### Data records
________________________

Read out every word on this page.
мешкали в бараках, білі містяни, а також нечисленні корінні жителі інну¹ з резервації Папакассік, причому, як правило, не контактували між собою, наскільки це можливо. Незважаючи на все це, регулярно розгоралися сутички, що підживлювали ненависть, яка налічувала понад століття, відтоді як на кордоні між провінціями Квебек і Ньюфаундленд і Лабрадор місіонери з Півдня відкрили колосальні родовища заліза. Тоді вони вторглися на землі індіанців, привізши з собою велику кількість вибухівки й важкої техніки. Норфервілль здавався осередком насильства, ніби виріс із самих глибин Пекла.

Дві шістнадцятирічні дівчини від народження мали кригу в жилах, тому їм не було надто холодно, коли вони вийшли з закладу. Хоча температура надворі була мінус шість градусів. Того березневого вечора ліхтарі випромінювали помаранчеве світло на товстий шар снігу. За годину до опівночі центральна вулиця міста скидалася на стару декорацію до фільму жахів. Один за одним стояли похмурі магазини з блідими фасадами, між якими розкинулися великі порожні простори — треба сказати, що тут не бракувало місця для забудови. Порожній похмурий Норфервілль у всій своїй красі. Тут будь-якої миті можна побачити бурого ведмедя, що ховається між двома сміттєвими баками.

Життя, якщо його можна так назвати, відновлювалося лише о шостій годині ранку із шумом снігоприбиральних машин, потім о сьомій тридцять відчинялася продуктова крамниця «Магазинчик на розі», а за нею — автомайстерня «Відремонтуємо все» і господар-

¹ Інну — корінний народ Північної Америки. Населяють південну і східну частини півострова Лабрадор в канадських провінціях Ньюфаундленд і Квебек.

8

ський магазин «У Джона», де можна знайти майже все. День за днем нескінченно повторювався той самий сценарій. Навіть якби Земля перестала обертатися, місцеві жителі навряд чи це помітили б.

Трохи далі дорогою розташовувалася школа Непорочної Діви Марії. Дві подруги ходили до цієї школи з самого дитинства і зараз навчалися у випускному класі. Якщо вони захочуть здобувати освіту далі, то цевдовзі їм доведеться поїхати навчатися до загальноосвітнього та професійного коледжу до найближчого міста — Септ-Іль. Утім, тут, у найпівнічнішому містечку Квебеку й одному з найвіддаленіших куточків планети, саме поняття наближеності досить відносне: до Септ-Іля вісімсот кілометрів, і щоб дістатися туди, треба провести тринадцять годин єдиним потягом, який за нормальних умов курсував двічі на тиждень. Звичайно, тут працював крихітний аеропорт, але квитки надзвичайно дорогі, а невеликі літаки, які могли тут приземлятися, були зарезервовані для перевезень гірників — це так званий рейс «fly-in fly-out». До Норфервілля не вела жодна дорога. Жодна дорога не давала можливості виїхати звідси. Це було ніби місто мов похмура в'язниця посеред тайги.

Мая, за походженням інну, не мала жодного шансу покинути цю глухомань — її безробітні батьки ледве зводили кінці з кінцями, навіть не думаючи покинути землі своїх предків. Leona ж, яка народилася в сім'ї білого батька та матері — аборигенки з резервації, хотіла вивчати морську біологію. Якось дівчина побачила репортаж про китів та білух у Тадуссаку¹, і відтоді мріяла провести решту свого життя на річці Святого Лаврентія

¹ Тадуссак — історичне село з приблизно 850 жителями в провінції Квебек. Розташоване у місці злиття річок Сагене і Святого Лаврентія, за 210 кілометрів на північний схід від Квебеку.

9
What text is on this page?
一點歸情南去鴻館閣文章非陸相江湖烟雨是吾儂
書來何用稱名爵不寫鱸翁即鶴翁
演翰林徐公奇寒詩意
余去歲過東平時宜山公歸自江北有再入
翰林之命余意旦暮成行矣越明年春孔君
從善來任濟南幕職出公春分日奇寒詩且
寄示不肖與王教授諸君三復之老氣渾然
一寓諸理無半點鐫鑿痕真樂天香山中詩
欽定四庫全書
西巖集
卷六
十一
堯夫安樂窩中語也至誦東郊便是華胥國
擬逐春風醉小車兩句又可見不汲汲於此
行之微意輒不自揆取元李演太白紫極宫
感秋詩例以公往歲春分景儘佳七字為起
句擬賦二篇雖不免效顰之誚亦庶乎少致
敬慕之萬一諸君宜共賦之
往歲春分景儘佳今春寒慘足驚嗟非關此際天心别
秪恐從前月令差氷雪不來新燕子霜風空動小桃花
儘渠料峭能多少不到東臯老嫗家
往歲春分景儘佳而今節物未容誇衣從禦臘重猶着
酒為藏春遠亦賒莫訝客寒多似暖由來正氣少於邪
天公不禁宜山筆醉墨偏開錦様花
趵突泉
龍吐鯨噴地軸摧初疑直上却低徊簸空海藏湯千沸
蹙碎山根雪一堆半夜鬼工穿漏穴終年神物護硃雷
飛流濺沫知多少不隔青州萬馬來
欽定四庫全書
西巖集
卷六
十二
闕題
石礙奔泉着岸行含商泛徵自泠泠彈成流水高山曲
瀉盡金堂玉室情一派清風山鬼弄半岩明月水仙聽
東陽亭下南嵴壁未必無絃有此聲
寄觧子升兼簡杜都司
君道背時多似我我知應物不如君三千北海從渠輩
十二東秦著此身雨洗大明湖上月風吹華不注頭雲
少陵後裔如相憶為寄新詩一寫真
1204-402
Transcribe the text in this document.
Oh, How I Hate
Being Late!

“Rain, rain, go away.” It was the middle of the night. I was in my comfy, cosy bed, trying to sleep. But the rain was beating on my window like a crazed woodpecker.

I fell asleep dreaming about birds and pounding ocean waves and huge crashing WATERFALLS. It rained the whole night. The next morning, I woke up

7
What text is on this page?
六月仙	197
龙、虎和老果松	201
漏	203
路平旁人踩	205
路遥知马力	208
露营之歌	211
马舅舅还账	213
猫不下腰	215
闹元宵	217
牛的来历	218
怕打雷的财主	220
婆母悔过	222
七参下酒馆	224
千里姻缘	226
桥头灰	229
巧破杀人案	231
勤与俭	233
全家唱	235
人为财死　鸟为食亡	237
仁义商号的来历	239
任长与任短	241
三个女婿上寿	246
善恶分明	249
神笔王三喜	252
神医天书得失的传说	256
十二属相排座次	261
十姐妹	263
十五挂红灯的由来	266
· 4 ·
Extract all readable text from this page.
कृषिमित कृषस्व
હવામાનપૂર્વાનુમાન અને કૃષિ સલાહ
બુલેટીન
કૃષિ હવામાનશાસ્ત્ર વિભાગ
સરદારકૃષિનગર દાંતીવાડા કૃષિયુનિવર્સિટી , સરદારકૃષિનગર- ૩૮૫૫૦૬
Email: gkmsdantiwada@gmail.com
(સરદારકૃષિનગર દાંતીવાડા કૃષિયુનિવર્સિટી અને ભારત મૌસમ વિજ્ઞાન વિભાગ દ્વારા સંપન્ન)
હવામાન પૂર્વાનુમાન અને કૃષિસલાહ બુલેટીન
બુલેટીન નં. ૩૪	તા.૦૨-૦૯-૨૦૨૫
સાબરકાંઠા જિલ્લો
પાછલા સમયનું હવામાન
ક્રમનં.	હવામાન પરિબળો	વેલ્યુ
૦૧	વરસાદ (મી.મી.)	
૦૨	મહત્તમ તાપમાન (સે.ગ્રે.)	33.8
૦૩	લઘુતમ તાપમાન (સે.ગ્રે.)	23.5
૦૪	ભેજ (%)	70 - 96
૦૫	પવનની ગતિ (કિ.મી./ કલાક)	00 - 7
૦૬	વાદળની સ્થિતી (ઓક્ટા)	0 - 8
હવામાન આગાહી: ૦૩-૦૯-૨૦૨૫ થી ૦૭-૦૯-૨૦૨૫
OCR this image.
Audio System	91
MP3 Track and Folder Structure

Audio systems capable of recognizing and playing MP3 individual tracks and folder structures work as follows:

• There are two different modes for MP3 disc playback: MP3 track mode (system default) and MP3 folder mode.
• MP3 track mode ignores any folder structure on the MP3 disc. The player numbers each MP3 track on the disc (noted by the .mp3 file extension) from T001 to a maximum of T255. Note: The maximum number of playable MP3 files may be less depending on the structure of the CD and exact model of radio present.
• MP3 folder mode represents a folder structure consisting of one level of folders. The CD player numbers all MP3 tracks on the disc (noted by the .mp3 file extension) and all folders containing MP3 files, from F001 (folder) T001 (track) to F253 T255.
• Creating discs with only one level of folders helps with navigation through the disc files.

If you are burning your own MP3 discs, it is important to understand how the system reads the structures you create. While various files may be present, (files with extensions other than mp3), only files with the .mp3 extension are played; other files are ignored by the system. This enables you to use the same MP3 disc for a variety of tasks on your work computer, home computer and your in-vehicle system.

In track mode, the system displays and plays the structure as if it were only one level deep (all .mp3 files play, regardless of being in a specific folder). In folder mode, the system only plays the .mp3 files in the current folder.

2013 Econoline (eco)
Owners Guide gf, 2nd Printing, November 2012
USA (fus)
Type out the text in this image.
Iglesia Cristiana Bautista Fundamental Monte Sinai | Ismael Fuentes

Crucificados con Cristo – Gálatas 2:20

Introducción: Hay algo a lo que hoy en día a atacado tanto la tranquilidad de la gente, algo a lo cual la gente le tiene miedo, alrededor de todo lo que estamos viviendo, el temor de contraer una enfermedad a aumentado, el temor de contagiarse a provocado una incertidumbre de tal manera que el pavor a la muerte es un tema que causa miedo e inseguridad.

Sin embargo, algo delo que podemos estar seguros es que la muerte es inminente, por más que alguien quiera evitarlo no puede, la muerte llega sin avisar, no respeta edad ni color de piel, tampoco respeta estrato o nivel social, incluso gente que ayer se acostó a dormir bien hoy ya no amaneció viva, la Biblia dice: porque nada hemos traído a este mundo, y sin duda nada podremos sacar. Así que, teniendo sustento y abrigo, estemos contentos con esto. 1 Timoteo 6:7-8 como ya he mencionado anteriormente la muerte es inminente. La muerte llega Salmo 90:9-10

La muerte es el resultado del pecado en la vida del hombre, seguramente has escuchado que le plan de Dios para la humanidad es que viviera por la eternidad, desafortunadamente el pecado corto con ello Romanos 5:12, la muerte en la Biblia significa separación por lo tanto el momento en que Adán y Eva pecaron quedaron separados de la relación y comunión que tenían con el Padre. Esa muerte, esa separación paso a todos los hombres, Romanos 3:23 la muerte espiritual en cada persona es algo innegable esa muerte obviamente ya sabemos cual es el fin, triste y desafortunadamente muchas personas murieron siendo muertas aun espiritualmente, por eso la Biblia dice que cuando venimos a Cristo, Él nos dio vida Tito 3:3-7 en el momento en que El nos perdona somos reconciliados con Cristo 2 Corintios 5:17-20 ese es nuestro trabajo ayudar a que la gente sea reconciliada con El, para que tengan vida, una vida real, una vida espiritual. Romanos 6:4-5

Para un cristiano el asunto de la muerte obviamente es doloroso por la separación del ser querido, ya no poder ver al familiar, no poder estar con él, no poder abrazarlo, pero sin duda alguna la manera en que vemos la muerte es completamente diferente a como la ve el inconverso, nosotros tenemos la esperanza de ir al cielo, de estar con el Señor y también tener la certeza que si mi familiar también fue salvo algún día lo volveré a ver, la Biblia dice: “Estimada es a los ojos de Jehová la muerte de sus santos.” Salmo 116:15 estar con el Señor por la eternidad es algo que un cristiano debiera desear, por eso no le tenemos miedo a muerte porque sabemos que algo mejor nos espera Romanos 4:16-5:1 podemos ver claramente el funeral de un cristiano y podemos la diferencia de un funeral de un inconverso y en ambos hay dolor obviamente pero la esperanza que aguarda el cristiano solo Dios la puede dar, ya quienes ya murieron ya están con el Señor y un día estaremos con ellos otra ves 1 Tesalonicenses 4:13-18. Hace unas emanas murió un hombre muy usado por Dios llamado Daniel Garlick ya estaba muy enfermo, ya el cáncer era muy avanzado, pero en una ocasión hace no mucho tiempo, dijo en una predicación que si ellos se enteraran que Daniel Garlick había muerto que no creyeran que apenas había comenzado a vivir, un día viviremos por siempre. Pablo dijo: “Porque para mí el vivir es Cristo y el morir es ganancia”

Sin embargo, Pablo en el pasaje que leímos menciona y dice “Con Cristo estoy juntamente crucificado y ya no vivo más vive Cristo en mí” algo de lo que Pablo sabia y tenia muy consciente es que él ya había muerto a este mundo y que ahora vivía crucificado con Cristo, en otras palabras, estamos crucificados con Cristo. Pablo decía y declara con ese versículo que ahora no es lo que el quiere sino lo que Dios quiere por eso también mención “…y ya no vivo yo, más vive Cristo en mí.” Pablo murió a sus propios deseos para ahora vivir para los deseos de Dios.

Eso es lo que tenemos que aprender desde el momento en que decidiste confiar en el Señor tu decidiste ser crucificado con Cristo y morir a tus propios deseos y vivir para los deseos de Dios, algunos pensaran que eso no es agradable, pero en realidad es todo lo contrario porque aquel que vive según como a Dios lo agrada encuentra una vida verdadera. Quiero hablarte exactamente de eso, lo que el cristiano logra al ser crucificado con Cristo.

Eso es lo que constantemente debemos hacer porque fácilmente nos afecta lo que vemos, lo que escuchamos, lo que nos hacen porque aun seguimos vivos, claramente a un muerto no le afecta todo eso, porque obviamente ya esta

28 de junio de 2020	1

________________________

### Directive
Consider the entries above and return each line with the string "miedo".

### Solution to this problem
Introducción: Hay algo a lo que hoy en día a atacado tanto la tranquilidad de la gente, algo a lo cual la gente le tiene miedo, alrededor de todo lo que estamos viviendo, el temor de contraer una enfermedad a aumentado, el temor de contagiarse a provocado una incertidumbre de tal manera que el pavor a la muerte es un tema que causa miedo e inseguridad.
Para un cristiano el asunto de la muerte obviamente es doloroso por la separación del ser querido, ya no poder ver al familiar, no poder estar con él, no poder abrazarlo, pero sin duda alguna la manera en que vemos la muerte es completamente diferente a como la ve el inconverso, nosotros tenemos la esperanza de ir al cielo, de estar con el Señor y también tener la certeza que si mi familiar también fue salvo algún día lo volveré a ver, la Biblia dice: “Estimada es a los ojos de Jehová la muerte de sus santos.” Salmo 116:15 estar con el Señor por la eternidad es algo que un cristiano debiera desear, por eso no le tenemos miedo a muerte porque sabemos que algo mejor nos espera Romanos 4:16-5:1 podemos ver claramente el funeral de un cristiano y podemos la diferencia de un funeral de un inconverso y en ambos hay dolor obviamente pero la esperanza que aguarda el cristiano solo Dios la puede dar, ya quienes ya murieron ya están con el Señor y un día estaremos con ellos otra ves 1 Tesalonicenses 4:13-18. Hace unas emanas murió un hombre muy usado por Dios llamado Daniel Garlick ya estaba muy enfermo, ya el cáncer era muy avanzado, pero en una ocasión hace no mucho tiempo, dijo en una predicación que si ellos se enteraran que Daniel Garlick había muerto que no creyeran que apenas había comenzado a vivir, un día viviremos por siempre. Pablo dijo: “Porque para mí el vivir es Cristo y el morir es ganancia”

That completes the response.